DATA RECORDS:
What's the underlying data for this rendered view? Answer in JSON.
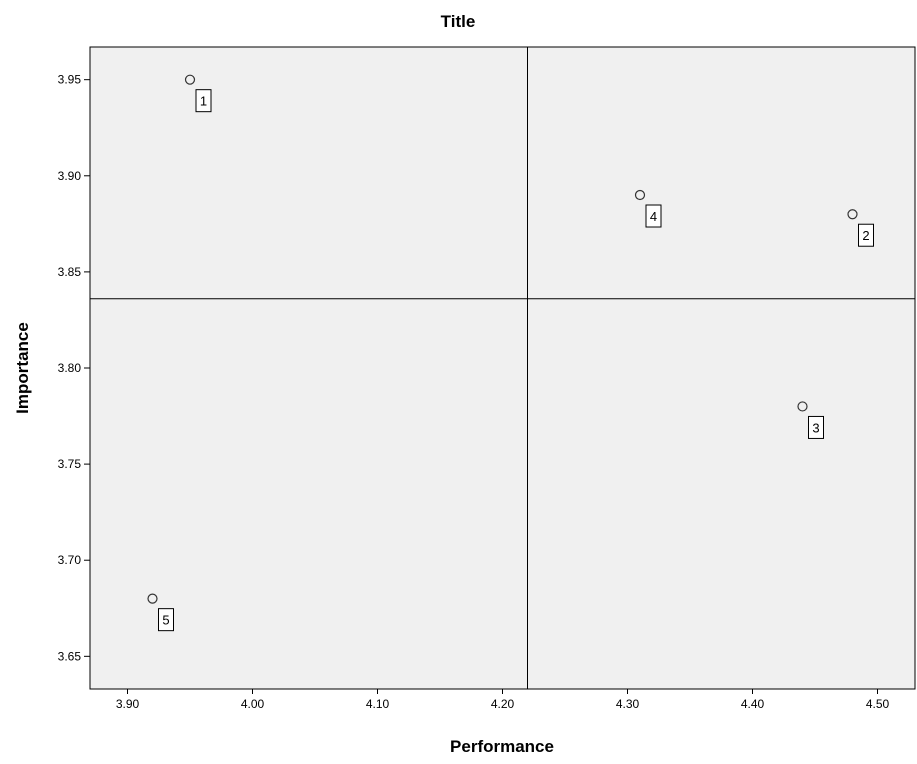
{
  "chart_data": {
    "type": "scatter",
    "title": "Title",
    "xlabel": "Performance",
    "ylabel": "Importance",
    "xlim": [
      3.87,
      4.53
    ],
    "ylim": [
      3.633,
      3.967
    ],
    "x_ticks": [
      "3.90",
      "4.00",
      "4.10",
      "4.20",
      "4.30",
      "4.40",
      "4.50"
    ],
    "y_ticks": [
      "3.65",
      "3.70",
      "3.75",
      "3.80",
      "3.85",
      "3.90",
      "3.95"
    ],
    "reference_lines": {
      "x": 4.22,
      "y": 3.836
    },
    "grid": false,
    "background_color": "#f0f0f0",
    "points": [
      {
        "label": "1",
        "x": 3.95,
        "y": 3.95
      },
      {
        "label": "2",
        "x": 4.48,
        "y": 3.88
      },
      {
        "label": "3",
        "x": 4.44,
        "y": 3.78
      },
      {
        "label": "4",
        "x": 4.31,
        "y": 3.89
      },
      {
        "label": "5",
        "x": 3.92,
        "y": 3.68
      }
    ]
  }
}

WRITTEN PROBLEM: Skip the pictures and print each record exactly as it stands.

WRITTEN SOLUTION:
What's the underlying data for this rendered view? Answer in JSON.
{
  "chart_data": {
    "type": "scatter",
    "title": "Title",
    "xlabel": "Performance",
    "ylabel": "Importance",
    "xlim": [
      3.87,
      4.53
    ],
    "ylim": [
      3.633,
      3.967
    ],
    "x_ticks": [
      "3.90",
      "4.00",
      "4.10",
      "4.20",
      "4.30",
      "4.40",
      "4.50"
    ],
    "y_ticks": [
      "3.65",
      "3.70",
      "3.75",
      "3.80",
      "3.85",
      "3.90",
      "3.95"
    ],
    "reference_lines": {
      "x": 4.22,
      "y": 3.836
    },
    "grid": false,
    "background_color": "#f0f0f0",
    "points": [
      {
        "label": "1",
        "x": 3.95,
        "y": 3.95
      },
      {
        "label": "2",
        "x": 4.48,
        "y": 3.88
      },
      {
        "label": "3",
        "x": 4.44,
        "y": 3.78
      },
      {
        "label": "4",
        "x": 4.31,
        "y": 3.89
      },
      {
        "label": "5",
        "x": 3.92,
        "y": 3.68
      }
    ]
  }
}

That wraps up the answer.